▶ **Exercise prompt**: Give nothing except the number of lines containing the word "Crops".

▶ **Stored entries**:

########################################

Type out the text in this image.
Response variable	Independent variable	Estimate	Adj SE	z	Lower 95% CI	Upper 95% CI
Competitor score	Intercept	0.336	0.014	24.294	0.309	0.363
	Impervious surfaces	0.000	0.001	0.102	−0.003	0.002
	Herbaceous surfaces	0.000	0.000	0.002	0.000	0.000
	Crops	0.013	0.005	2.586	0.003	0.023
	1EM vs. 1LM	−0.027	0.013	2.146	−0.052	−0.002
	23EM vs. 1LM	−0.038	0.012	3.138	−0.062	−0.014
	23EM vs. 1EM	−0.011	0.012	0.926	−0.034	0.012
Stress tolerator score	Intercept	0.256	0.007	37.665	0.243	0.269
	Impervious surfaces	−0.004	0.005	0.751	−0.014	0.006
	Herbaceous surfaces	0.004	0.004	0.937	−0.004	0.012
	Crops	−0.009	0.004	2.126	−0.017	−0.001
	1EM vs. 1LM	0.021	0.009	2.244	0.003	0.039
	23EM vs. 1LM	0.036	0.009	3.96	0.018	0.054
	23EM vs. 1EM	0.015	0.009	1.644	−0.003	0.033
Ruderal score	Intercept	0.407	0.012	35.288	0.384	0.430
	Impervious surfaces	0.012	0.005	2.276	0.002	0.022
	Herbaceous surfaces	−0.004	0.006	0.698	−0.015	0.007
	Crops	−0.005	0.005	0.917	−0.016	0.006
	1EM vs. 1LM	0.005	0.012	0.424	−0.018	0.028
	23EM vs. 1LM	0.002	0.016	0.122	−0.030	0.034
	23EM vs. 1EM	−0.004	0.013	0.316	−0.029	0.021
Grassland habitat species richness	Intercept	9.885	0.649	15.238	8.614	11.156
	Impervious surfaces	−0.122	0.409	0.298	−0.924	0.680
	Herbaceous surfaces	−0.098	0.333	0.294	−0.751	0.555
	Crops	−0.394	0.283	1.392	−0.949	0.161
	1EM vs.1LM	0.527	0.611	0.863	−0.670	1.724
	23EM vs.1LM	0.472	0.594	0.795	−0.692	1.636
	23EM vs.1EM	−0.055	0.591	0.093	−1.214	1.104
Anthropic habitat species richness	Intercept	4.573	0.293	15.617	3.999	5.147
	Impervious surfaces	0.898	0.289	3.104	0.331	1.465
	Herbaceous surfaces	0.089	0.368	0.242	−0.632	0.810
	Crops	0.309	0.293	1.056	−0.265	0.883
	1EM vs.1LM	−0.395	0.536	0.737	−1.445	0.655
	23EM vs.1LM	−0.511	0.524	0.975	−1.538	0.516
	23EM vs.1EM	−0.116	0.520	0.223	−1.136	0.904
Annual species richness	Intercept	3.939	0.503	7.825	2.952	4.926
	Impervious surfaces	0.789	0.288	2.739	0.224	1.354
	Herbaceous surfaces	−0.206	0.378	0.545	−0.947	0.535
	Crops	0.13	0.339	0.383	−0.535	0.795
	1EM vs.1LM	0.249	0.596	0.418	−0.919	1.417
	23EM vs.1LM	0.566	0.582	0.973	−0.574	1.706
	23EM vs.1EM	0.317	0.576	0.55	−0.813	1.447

########################################

▶ **Reply**: 6